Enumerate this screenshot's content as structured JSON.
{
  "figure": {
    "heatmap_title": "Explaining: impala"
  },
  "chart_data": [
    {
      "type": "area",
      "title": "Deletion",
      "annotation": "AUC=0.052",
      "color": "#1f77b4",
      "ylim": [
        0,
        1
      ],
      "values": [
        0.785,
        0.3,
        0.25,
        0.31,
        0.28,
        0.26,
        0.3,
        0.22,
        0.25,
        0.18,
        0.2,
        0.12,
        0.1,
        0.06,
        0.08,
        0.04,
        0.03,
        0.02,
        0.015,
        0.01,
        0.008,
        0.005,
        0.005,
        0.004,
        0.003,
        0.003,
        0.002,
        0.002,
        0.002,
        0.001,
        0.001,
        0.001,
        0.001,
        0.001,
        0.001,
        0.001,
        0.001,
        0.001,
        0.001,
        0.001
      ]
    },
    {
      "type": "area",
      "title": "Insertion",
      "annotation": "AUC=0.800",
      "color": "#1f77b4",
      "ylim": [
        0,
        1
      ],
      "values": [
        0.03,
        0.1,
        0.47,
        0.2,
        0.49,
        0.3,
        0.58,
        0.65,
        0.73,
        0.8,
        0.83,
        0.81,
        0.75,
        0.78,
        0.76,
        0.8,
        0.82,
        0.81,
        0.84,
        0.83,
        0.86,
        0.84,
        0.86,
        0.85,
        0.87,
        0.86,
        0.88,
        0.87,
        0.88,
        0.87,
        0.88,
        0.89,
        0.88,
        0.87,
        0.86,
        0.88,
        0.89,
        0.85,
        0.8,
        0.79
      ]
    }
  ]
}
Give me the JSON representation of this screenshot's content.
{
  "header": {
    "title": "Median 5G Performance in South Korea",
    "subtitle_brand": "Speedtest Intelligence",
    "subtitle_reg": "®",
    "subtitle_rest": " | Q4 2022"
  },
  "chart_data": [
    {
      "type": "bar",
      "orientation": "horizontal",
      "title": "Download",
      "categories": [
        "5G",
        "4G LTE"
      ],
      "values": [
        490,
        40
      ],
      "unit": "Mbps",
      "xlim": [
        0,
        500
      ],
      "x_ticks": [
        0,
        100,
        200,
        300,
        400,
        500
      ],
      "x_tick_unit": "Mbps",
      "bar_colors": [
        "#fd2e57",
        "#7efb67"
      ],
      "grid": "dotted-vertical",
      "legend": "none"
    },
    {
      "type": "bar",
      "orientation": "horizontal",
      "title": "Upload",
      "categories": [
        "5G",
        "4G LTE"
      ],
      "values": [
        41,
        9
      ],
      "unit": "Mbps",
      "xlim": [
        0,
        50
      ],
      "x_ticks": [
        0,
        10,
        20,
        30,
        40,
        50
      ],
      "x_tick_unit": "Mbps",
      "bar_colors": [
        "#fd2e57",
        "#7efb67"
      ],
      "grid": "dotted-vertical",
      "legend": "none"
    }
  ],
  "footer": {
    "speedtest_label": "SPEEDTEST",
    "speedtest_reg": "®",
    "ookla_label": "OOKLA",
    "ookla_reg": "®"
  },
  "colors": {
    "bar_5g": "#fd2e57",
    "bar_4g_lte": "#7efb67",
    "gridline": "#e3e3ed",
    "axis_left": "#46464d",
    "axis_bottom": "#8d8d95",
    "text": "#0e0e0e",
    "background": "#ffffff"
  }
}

• [Aim]:
Extract the complete set of records unchanged.

• [Full output]:
Enumerate this screenshot's content as structured JSON.
{
  "figure": {
    "heatmap_title": "Explaining: impala"
  },
  "chart_data": [
    {
      "type": "area",
      "title": "Deletion",
      "annotation": "AUC=0.052",
      "color": "#1f77b4",
      "ylim": [
        0,
        1
      ],
      "values": [
        0.785,
        0.3,
        0.25,
        0.31,
        0.28,
        0.26,
        0.3,
        0.22,
        0.25,
        0.18,
        0.2,
        0.12,
        0.1,
        0.06,
        0.08,
        0.04,
        0.03,
        0.02,
        0.015,
        0.01,
        0.008,
        0.005,
        0.005,
        0.004,
        0.003,
        0.003,
        0.002,
        0.002,
        0.002,
        0.001,
        0.001,
        0.001,
        0.001,
        0.001,
        0.001,
        0.001,
        0.001,
        0.001,
        0.001,
        0.001
      ]
    },
    {
      "type": "area",
      "title": "Insertion",
      "annotation": "AUC=0.800",
      "color": "#1f77b4",
      "ylim": [
        0,
        1
      ],
      "values": [
        0.03,
        0.1,
        0.47,
        0.2,
        0.49,
        0.3,
        0.58,
        0.65,
        0.73,
        0.8,
        0.83,
        0.81,
        0.75,
        0.78,
        0.76,
        0.8,
        0.82,
        0.81,
        0.84,
        0.83,
        0.86,
        0.84,
        0.86,
        0.85,
        0.87,
        0.86,
        0.88,
        0.87,
        0.88,
        0.87,
        0.88,
        0.89,
        0.88,
        0.87,
        0.86,
        0.88,
        0.89,
        0.85,
        0.8,
        0.79
      ]
    }
  ]
}
Give me the JSON representation of this screenshot's content.
{
  "header": {
    "title": "Median 5G Performance in South Korea",
    "subtitle_brand": "Speedtest Intelligence",
    "subtitle_reg": "®",
    "subtitle_rest": " | Q4 2022"
  },
  "chart_data": [
    {
      "type": "bar",
      "orientation": "horizontal",
      "title": "Download",
      "categories": [
        "5G",
        "4G LTE"
      ],
      "values": [
        490,
        40
      ],
      "unit": "Mbps",
      "xlim": [
        0,
        500
      ],
      "x_ticks": [
        0,
        100,
        200,
        300,
        400,
        500
      ],
      "x_tick_unit": "Mbps",
      "bar_colors": [
        "#fd2e57",
        "#7efb67"
      ],
      "grid": "dotted-vertical",
      "legend": "none"
    },
    {
      "type": "bar",
      "orientation": "horizontal",
      "title": "Upload",
      "categories": [
        "5G",
        "4G LTE"
      ],
      "values": [
        41,
        9
      ],
      "unit": "Mbps",
      "xlim": [
        0,
        50
      ],
      "x_ticks": [
        0,
        10,
        20,
        30,
        40,
        50
      ],
      "x_tick_unit": "Mbps",
      "bar_colors": [
        "#fd2e57",
        "#7efb67"
      ],
      "grid": "dotted-vertical",
      "legend": "none"
    }
  ],
  "footer": {
    "speedtest_label": "SPEEDTEST",
    "speedtest_reg": "®",
    "ookla_label": "OOKLA",
    "ookla_reg": "®"
  },
  "colors": {
    "bar_5g": "#fd2e57",
    "bar_4g_lte": "#7efb67",
    "gridline": "#e3e3ed",
    "axis_left": "#46464d",
    "axis_bottom": "#8d8d95",
    "text": "#0e0e0e",
    "background": "#ffffff"
  }
}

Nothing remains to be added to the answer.